_Recorded data_:
------------------------------------

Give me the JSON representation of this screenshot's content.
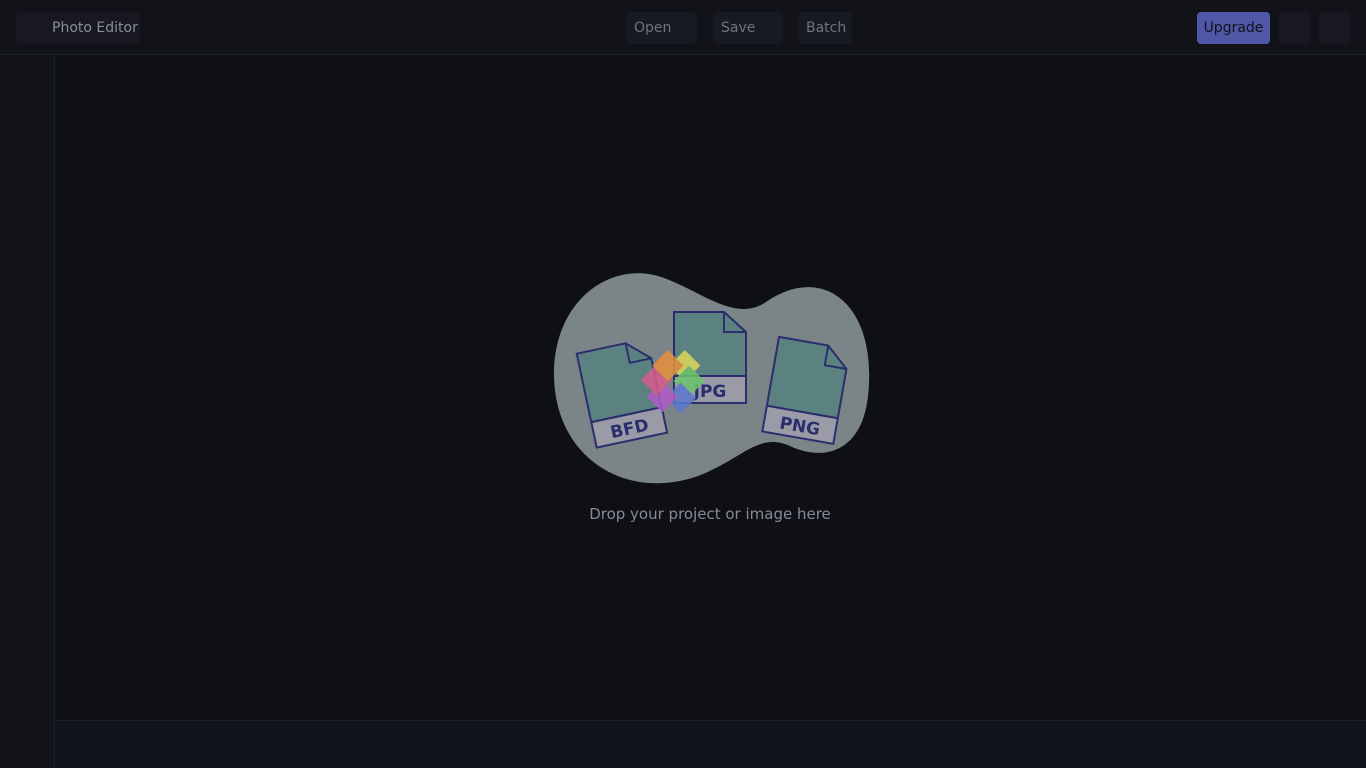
{
  "header": {
    "app_title": "Photo Editor",
    "menu": {
      "open_label": "Open",
      "save_label": "Save",
      "batch_label": "Batch"
    },
    "upgrade_label": "Upgrade"
  },
  "dropzone": {
    "message": "Drop your project or image here",
    "file_labels": {
      "left": "BFD",
      "center": "JPG",
      "right": "PNG"
    }
  },
  "colors": {
    "accent": "#5057a6",
    "background": "#0f1016",
    "illustration_blob": "#7b8486",
    "file_fill": "#5b8280",
    "file_outline": "#2a2e6c"
  }
}
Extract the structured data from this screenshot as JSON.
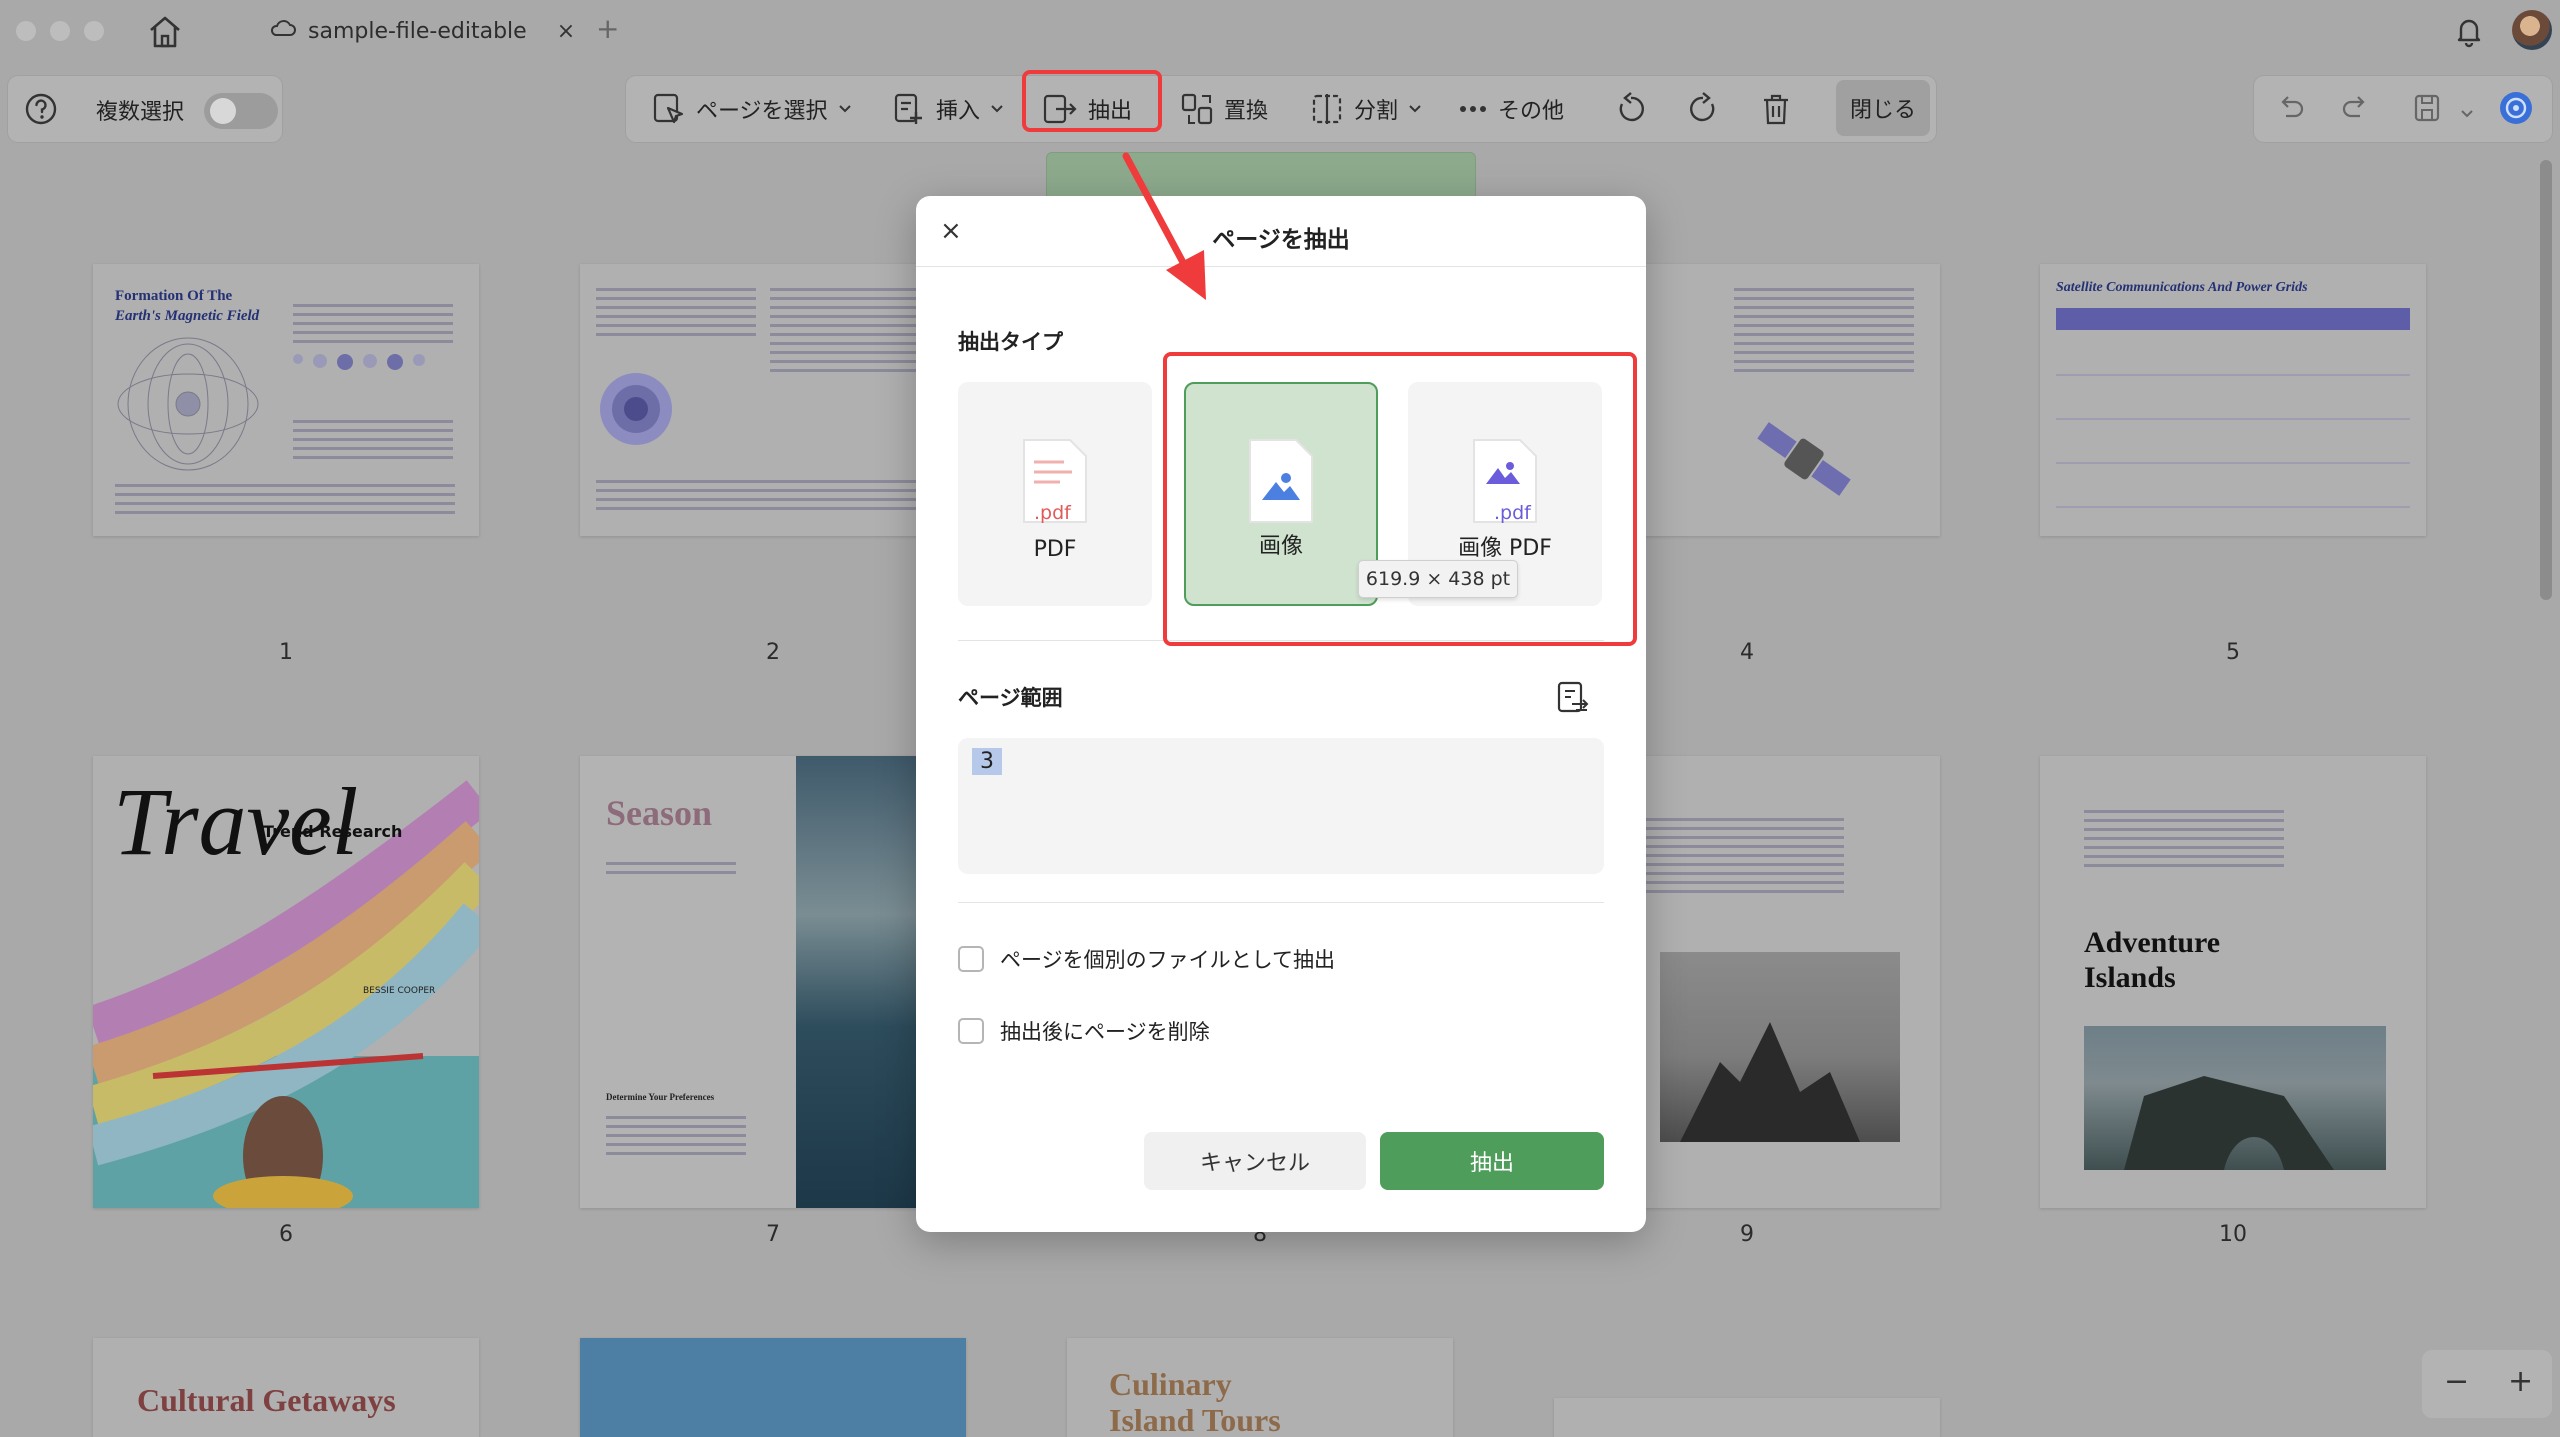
{
  "titlebar": {
    "tab_title": "sample-file-editable",
    "tab_close": "×",
    "new_tab": "+"
  },
  "toolbar_left": {
    "multi_select_label": "複数選択"
  },
  "toolbar": {
    "select_page": "ページを選択",
    "insert": "挿入",
    "extract": "抽出",
    "replace": "置換",
    "split": "分割",
    "more": "その他",
    "close": "閉じる"
  },
  "pages": [
    {
      "number": "1",
      "title": "Formation Of The",
      "title2": "Earth's Magnetic Field"
    },
    {
      "number": "2"
    },
    {
      "number": "4"
    },
    {
      "number": "5",
      "title": "Satellite Communications And Power Grids"
    },
    {
      "number": "6",
      "title": "Travel",
      "subtitle": "Trend Research",
      "author": "BESSIE COOPER"
    },
    {
      "number": "7",
      "title": "Season",
      "subtitle": "Determine Your Preferences"
    },
    {
      "number": "8"
    },
    {
      "number": "9"
    },
    {
      "number": "10",
      "title": "Adventure",
      "title2": "Islands"
    },
    {
      "title": "Cultural Getaways"
    },
    {
      "title": "Culinary",
      "title2": "Island Tours"
    }
  ],
  "dialog": {
    "close": "×",
    "title": "ページを抽出",
    "type_label": "抽出タイプ",
    "types": [
      {
        "label": "PDF",
        "badge": ".pdf"
      },
      {
        "label": "画像"
      },
      {
        "label": "画像 PDF",
        "badge": ".pdf"
      }
    ],
    "selected_type": "画像",
    "tooltip": "619.9 × 438 pt",
    "range_label": "ページ範囲",
    "range_value": "3",
    "options": [
      {
        "label": "ページを個別のファイルとして抽出",
        "checked": false
      },
      {
        "label": "抽出後にページを削除",
        "checked": false
      }
    ],
    "cancel": "キャンセル",
    "extract": "抽出"
  },
  "zoom": {
    "minus": "−",
    "plus": "+"
  },
  "colors": {
    "accent_green": "#4f9d5b",
    "highlight_red": "#ef3b3b",
    "pdf_red": "#e25a58",
    "image_blue": "#4b7fe0",
    "imagepdf_purple": "#6a5cdb"
  }
}
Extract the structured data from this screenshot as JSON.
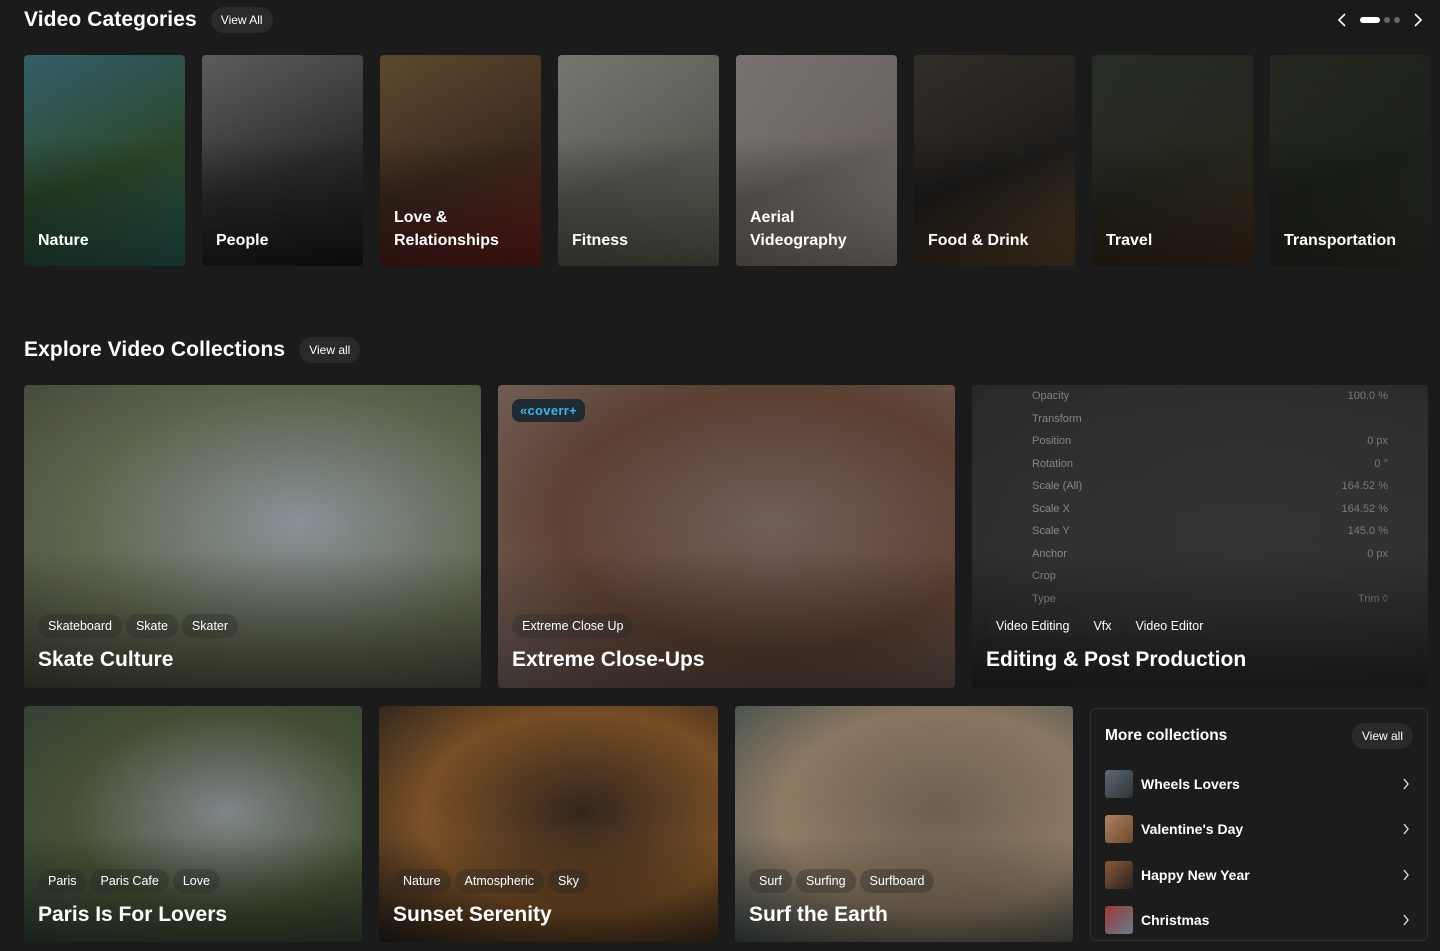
{
  "categories_section": {
    "title": "Video Categories",
    "view_all": "View All"
  },
  "carousel": {
    "pages": 3,
    "active_page": 1
  },
  "categories": [
    {
      "label": "Nature",
      "colors": [
        "#3c6e7c",
        "#2c4a2a",
        "#2f6b63"
      ]
    },
    {
      "label": "People",
      "colors": [
        "#6c6c6c",
        "#2e2e2e",
        "#1c1c1c"
      ]
    },
    {
      "label": "Love & Relationships",
      "colors": [
        "#6d5436",
        "#3c2a1e",
        "#7a2020"
      ]
    },
    {
      "label": "Fitness",
      "colors": [
        "#8a8a84",
        "#5c5b54",
        "#6e6a5e"
      ]
    },
    {
      "label": "Aerial Videography",
      "colors": [
        "#8c8684",
        "#6c6563",
        "#a8a09a"
      ]
    },
    {
      "label": "Food & Drink",
      "colors": [
        "#3a3530",
        "#1f1d1b",
        "#6a4e30"
      ]
    },
    {
      "label": "Travel",
      "colors": [
        "#2f342e",
        "#26291f",
        "#4a3222"
      ]
    },
    {
      "label": "Transportation",
      "colors": [
        "#2a2e26",
        "#1e221c",
        "#353a30"
      ]
    }
  ],
  "collections_section": {
    "title": "Explore Video Collections",
    "view_all": "View all"
  },
  "collections": [
    {
      "title": "Skate Culture",
      "tags": [
        "Skateboard",
        "Skate",
        "Skater"
      ],
      "colors": [
        "#9aa3ab",
        "#6b7358",
        "#4d5342"
      ]
    },
    {
      "title": "Extreme Close-Ups",
      "tags": [
        "Extreme Close Up"
      ],
      "badge": "«coverr+",
      "colors": [
        "#7e6a64",
        "#6a4a3a",
        "#8a7670"
      ]
    },
    {
      "title": "Editing & Post Production",
      "tags": [
        "Video Editing",
        "Vfx",
        "Video Editor"
      ],
      "colors": [
        "#3a3a3a",
        "#363636",
        "#2e2e2e"
      ],
      "panel": [
        {
          "k": "Opacity",
          "v": "100.0 %"
        },
        {
          "k": "Transform",
          "v": ""
        },
        {
          "k": "Position",
          "v": "0 px"
        },
        {
          "k": "Rotation",
          "v": "0 °"
        },
        {
          "k": "Scale (All)",
          "v": "164.52 %"
        },
        {
          "k": "Scale X",
          "v": "164.52 %"
        },
        {
          "k": "Scale Y",
          "v": "145.0 %"
        },
        {
          "k": "Anchor",
          "v": "0 px"
        },
        {
          "k": "Crop",
          "v": ""
        },
        {
          "k": "Type",
          "v": "Trim ◊"
        }
      ]
    },
    {
      "title": "Paris Is For Lovers",
      "tags": [
        "Paris",
        "Paris Cafe",
        "Love"
      ],
      "colors": [
        "#8f969a",
        "#4e5a3a",
        "#3a4a40"
      ]
    },
    {
      "title": "Sunset Serenity",
      "tags": [
        "Nature",
        "Atmospheric",
        "Sky"
      ],
      "colors": [
        "#3a2a20",
        "#8a5a2a",
        "#2a2420"
      ]
    },
    {
      "title": "Surf the Earth",
      "tags": [
        "Surf",
        "Surfing",
        "Surfboard"
      ],
      "colors": [
        "#7a6a58",
        "#a08a70",
        "#4a5a5a"
      ]
    }
  ],
  "more_collections": {
    "title": "More collections",
    "view_all": "View all",
    "items": [
      {
        "label": "Wheels Lovers",
        "colors": [
          "#5c6a74",
          "#2e3236"
        ]
      },
      {
        "label": "Valentine's Day",
        "colors": [
          "#b08060",
          "#6a4a30"
        ]
      },
      {
        "label": "Happy New Year",
        "colors": [
          "#8a5a3a",
          "#2a2020"
        ]
      },
      {
        "label": "Christmas",
        "colors": [
          "#9a3a3a",
          "#6a7a8a"
        ]
      }
    ]
  }
}
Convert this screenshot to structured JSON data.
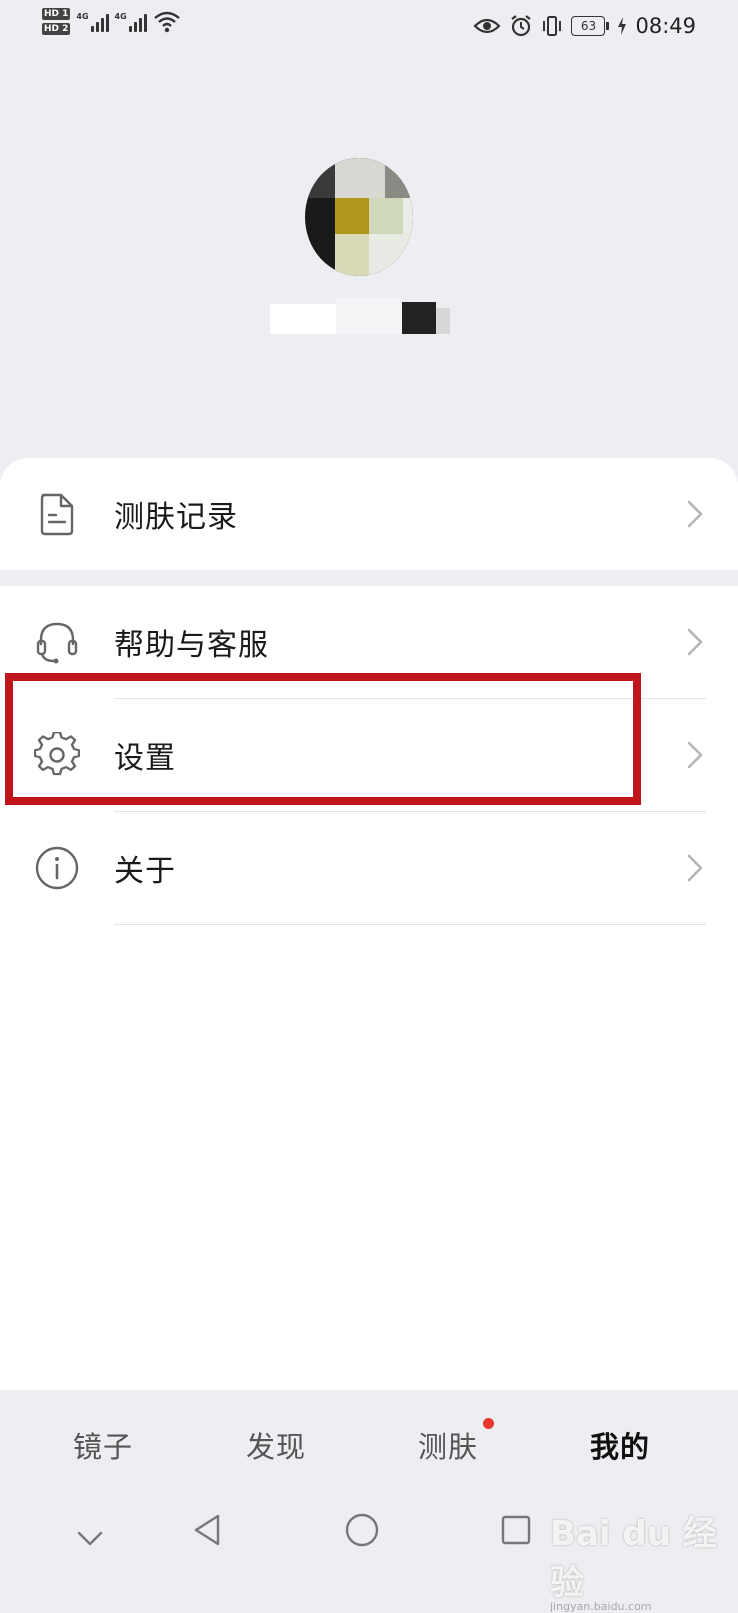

------------------------------------

_To be done_: Select every line in the material above where the string "Lovers" occurs, and copy it.

_Written response_:
      "title": "Paris Is For Lovers",
        "label": "Wheels Lovers",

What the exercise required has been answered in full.